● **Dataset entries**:
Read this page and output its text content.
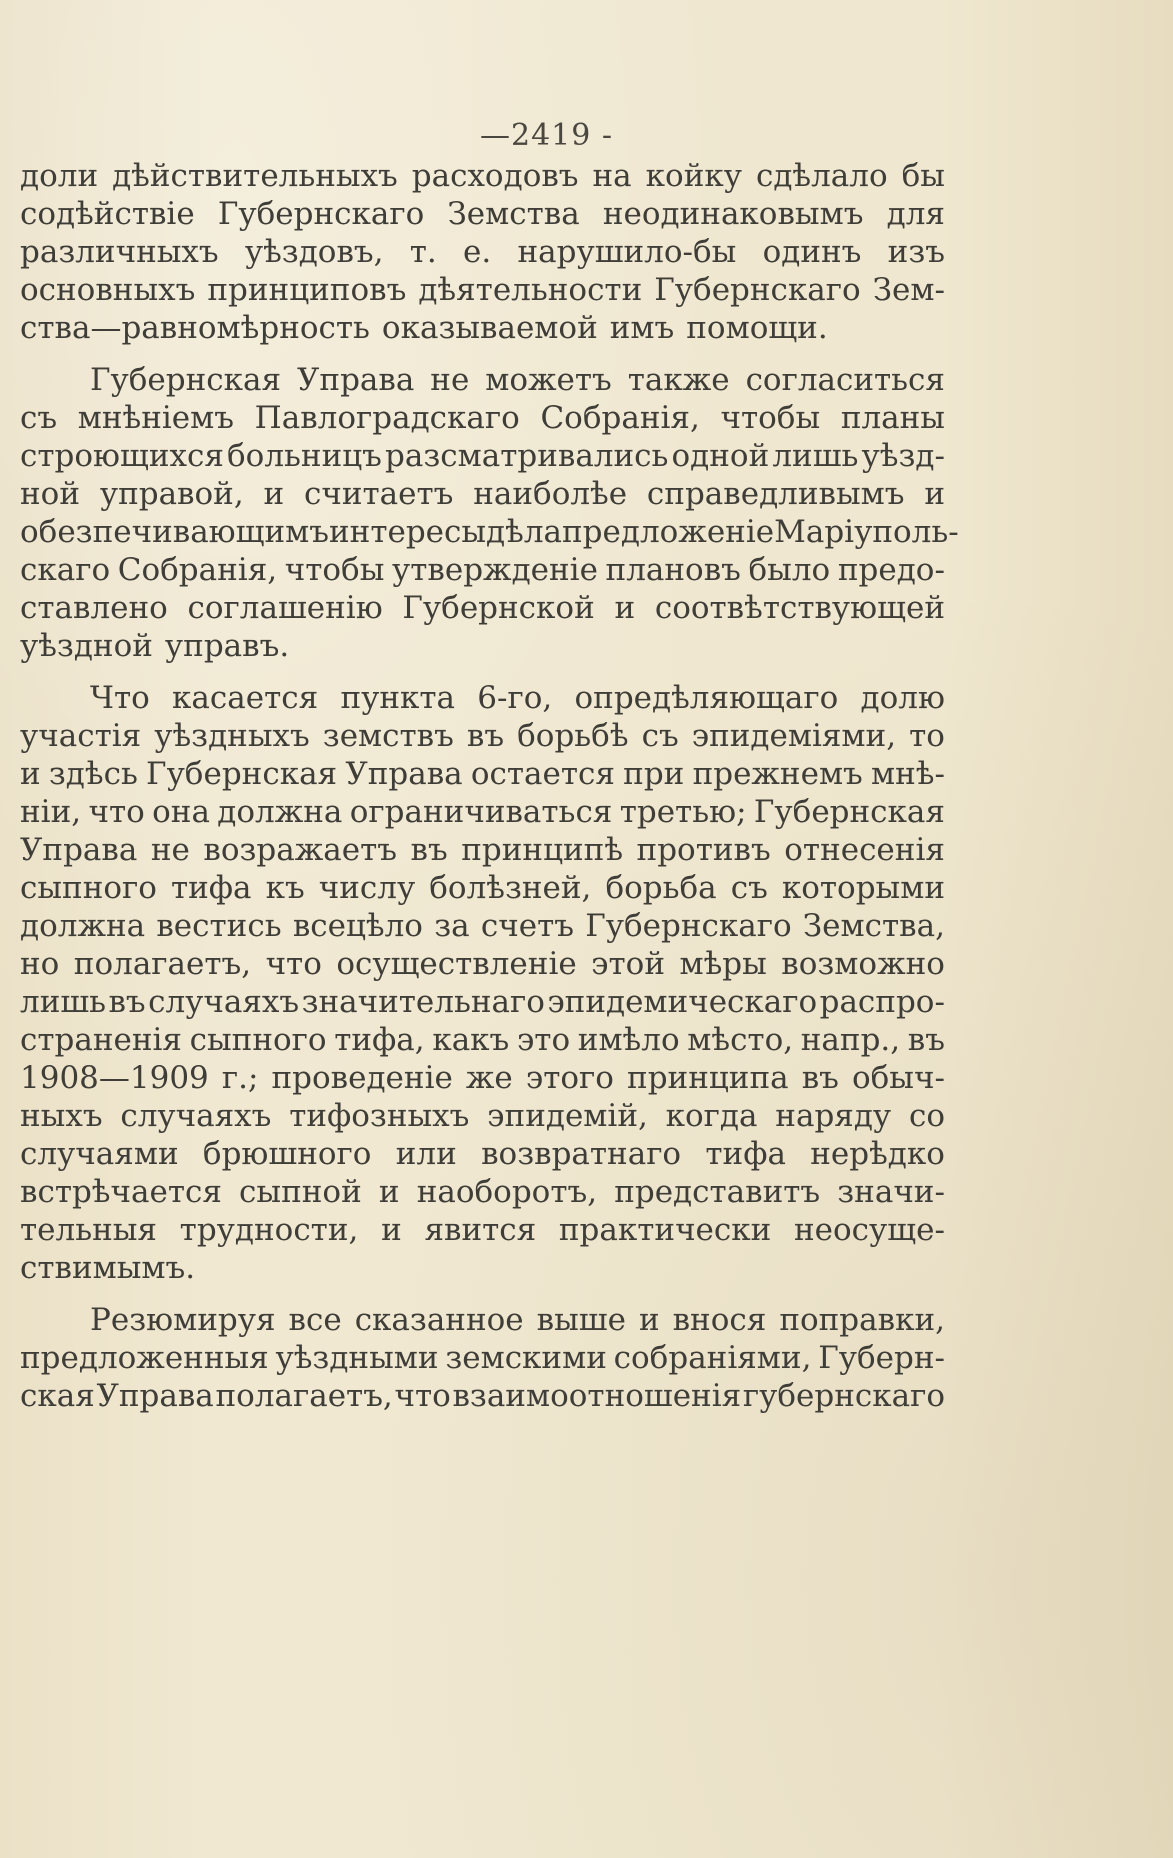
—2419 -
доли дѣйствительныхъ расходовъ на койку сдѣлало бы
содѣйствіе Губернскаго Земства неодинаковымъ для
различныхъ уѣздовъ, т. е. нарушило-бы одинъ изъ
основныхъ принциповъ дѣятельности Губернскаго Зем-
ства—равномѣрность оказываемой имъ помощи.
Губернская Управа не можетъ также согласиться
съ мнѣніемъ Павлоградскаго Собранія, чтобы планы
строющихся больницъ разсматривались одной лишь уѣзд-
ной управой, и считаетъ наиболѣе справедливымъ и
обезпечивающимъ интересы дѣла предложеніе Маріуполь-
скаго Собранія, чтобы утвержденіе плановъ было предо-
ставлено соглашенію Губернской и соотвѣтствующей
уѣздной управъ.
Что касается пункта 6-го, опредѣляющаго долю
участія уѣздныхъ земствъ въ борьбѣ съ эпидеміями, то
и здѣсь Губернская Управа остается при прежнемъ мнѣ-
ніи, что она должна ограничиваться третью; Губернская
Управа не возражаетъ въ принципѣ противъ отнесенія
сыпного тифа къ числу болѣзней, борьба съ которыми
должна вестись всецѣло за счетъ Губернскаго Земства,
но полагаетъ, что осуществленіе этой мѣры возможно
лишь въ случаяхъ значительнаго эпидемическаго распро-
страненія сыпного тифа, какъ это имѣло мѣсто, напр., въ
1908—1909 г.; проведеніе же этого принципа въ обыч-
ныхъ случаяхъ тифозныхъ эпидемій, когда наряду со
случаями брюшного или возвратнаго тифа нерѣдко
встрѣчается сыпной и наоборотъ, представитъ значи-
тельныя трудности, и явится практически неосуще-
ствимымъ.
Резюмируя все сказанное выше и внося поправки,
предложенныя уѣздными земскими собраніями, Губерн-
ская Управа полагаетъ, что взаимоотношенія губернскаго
---
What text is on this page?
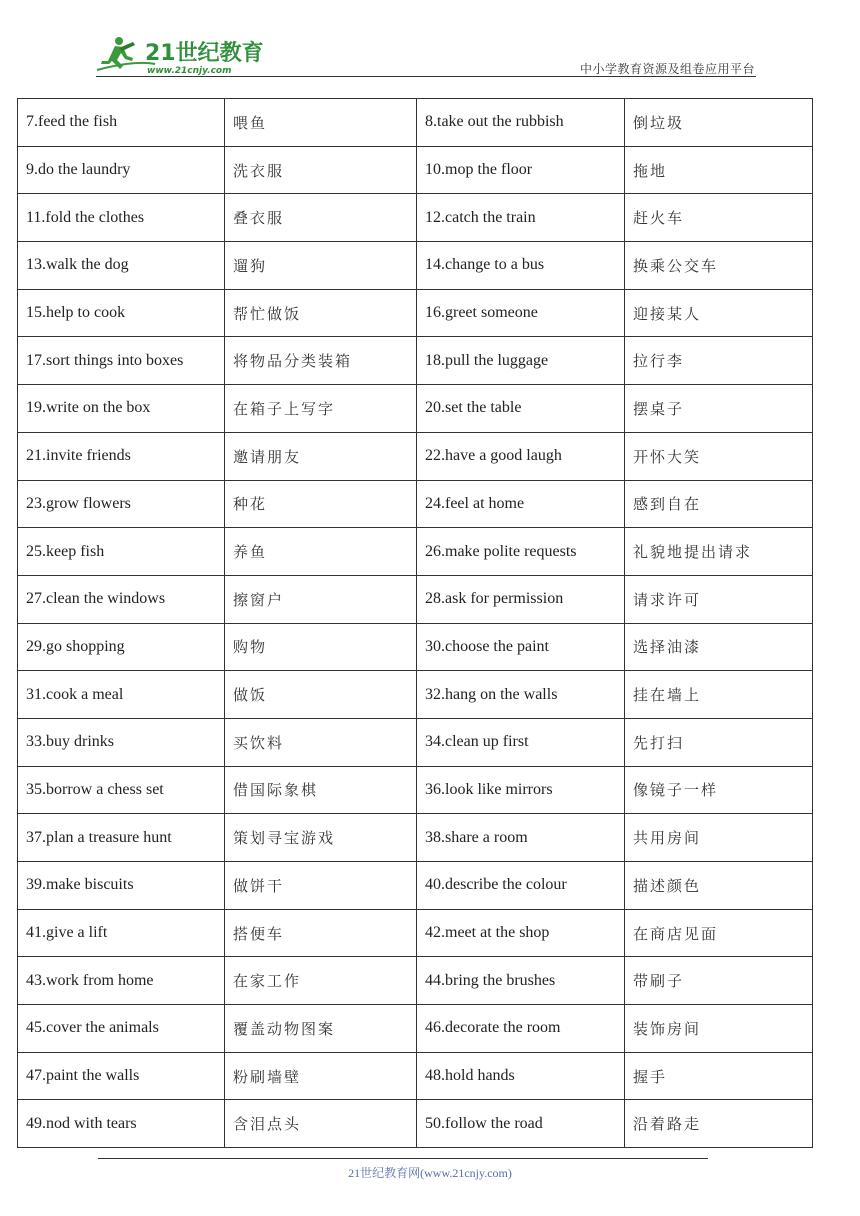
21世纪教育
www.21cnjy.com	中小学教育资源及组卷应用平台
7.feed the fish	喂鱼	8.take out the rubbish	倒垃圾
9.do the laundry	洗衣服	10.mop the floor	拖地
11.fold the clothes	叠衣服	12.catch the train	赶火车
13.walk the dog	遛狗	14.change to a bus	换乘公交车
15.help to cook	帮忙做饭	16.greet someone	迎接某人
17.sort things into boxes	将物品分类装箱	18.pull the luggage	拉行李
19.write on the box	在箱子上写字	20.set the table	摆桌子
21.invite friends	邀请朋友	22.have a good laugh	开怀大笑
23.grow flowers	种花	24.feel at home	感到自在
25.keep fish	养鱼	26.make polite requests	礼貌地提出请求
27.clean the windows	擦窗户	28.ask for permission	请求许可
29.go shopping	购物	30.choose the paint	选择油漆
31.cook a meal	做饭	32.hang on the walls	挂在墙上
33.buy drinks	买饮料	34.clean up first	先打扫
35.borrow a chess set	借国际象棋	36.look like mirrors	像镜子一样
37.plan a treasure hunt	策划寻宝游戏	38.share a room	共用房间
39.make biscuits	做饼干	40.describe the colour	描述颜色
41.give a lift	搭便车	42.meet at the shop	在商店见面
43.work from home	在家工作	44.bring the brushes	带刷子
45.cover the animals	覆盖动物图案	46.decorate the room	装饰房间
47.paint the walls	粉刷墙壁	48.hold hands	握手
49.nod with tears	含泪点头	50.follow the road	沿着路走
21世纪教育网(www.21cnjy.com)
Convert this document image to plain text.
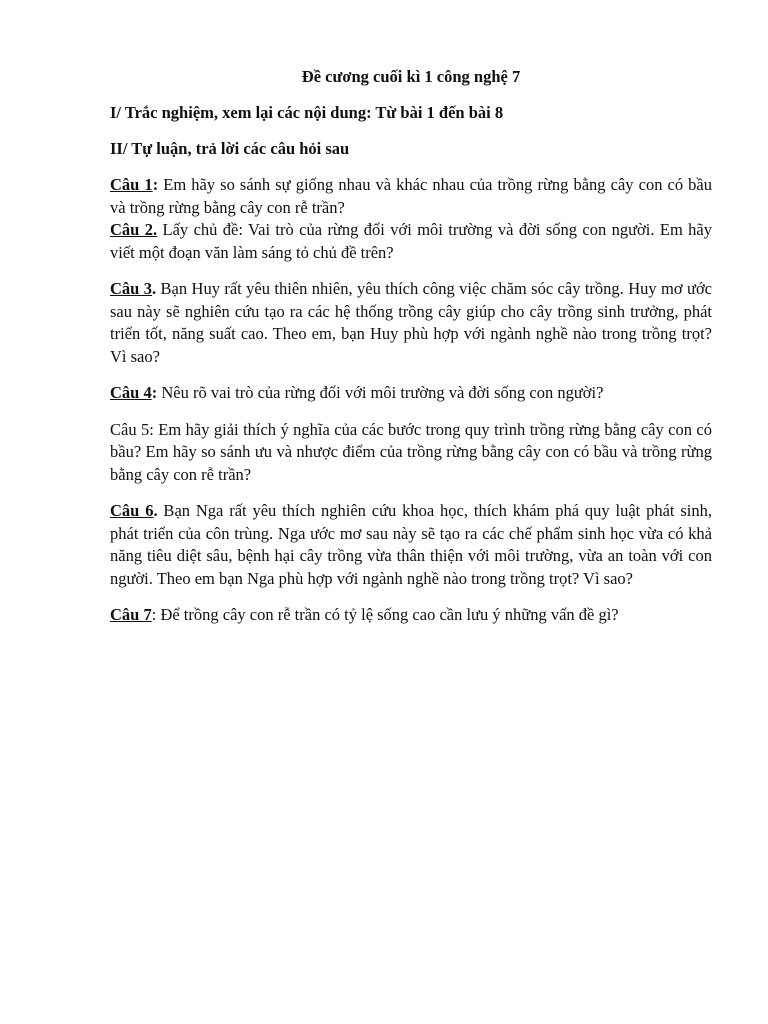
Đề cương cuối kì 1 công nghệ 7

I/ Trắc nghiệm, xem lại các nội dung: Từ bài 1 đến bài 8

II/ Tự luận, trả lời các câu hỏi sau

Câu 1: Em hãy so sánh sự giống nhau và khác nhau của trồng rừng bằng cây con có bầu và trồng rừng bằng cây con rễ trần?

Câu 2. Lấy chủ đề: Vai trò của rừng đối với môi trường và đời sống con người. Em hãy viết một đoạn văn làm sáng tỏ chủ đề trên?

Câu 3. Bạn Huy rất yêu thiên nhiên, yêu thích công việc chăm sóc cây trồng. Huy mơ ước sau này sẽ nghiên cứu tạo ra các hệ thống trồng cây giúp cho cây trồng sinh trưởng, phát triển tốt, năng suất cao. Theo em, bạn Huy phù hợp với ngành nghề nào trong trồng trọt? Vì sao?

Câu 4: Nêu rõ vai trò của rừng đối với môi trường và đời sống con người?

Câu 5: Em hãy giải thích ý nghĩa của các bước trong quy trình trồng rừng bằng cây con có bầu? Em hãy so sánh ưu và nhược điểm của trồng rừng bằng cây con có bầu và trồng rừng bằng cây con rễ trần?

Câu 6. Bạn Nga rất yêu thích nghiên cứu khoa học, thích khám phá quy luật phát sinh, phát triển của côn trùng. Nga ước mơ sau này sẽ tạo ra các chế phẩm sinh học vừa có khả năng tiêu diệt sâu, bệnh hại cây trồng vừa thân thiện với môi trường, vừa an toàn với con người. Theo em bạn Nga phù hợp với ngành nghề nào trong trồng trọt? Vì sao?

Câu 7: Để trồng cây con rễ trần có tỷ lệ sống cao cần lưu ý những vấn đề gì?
---
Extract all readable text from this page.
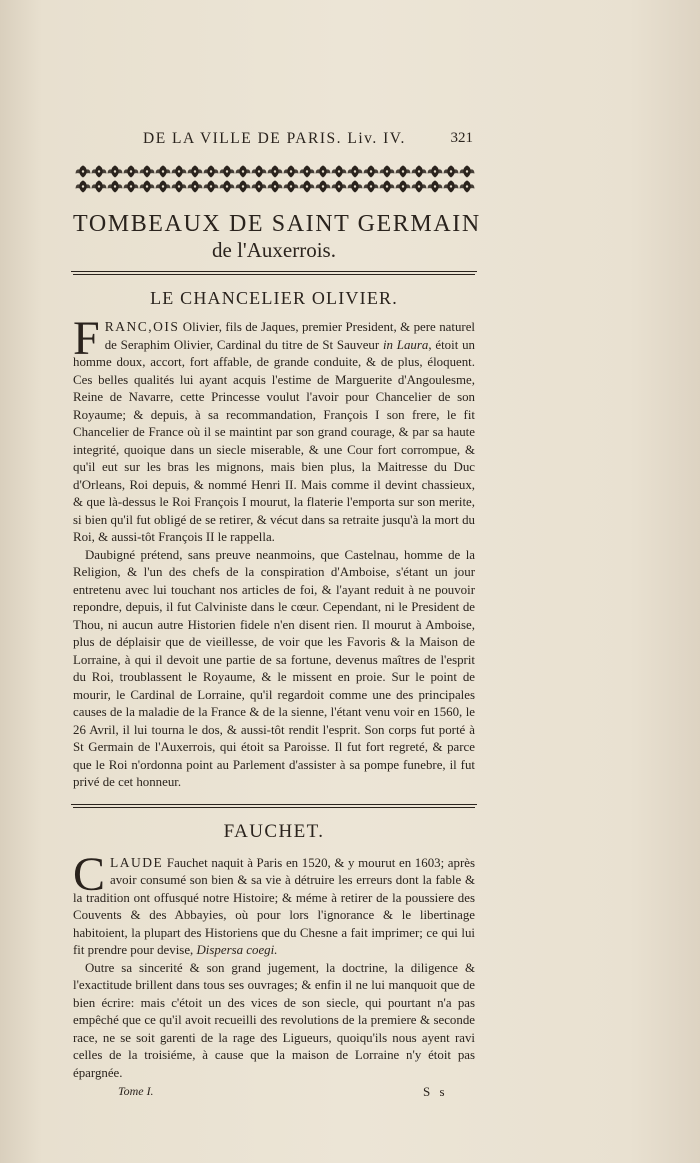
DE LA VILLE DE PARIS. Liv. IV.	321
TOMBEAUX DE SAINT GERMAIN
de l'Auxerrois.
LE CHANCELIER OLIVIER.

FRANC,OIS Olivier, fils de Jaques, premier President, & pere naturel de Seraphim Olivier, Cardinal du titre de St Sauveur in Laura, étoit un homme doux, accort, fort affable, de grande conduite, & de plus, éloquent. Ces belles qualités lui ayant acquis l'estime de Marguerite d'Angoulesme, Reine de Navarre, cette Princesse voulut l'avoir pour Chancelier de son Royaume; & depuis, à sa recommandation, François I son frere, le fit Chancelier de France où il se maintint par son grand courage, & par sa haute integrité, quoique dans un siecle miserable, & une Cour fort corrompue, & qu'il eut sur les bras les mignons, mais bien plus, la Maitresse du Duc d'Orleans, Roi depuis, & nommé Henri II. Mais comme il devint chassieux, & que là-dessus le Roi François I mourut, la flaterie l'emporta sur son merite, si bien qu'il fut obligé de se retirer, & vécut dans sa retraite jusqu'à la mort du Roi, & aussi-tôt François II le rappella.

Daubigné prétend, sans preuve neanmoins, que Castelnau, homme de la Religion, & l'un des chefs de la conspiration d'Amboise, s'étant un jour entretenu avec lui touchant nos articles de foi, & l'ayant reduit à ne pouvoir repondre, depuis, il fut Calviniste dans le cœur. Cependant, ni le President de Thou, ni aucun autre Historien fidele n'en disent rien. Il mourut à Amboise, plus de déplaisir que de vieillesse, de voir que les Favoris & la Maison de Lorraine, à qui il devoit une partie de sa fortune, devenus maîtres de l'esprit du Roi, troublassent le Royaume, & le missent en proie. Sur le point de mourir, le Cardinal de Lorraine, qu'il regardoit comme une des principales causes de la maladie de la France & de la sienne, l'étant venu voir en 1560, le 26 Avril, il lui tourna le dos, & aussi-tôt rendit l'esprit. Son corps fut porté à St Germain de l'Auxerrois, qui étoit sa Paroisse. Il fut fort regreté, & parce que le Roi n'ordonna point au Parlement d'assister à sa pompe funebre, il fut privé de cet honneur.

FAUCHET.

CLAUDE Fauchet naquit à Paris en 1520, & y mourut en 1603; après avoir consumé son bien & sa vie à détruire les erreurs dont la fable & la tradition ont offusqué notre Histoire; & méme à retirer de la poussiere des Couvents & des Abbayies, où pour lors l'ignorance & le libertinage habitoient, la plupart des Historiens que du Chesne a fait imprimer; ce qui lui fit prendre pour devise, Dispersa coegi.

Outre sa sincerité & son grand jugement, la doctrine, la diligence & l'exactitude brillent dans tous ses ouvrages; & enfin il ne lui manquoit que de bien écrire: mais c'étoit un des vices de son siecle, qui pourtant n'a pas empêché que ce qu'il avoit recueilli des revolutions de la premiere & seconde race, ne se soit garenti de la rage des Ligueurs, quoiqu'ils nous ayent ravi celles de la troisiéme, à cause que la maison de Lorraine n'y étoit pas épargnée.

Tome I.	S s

● **INSTRUCTION**: From the listing above, copy every line that holds the string "Губернская".

● **ANSWER IN FULL**:
Губернская Управа не можетъ также согласиться
и здѣсь Губернская Управа остается при прежнемъ мнѣ-
ніи, что она должна ограничиваться третью; Губернская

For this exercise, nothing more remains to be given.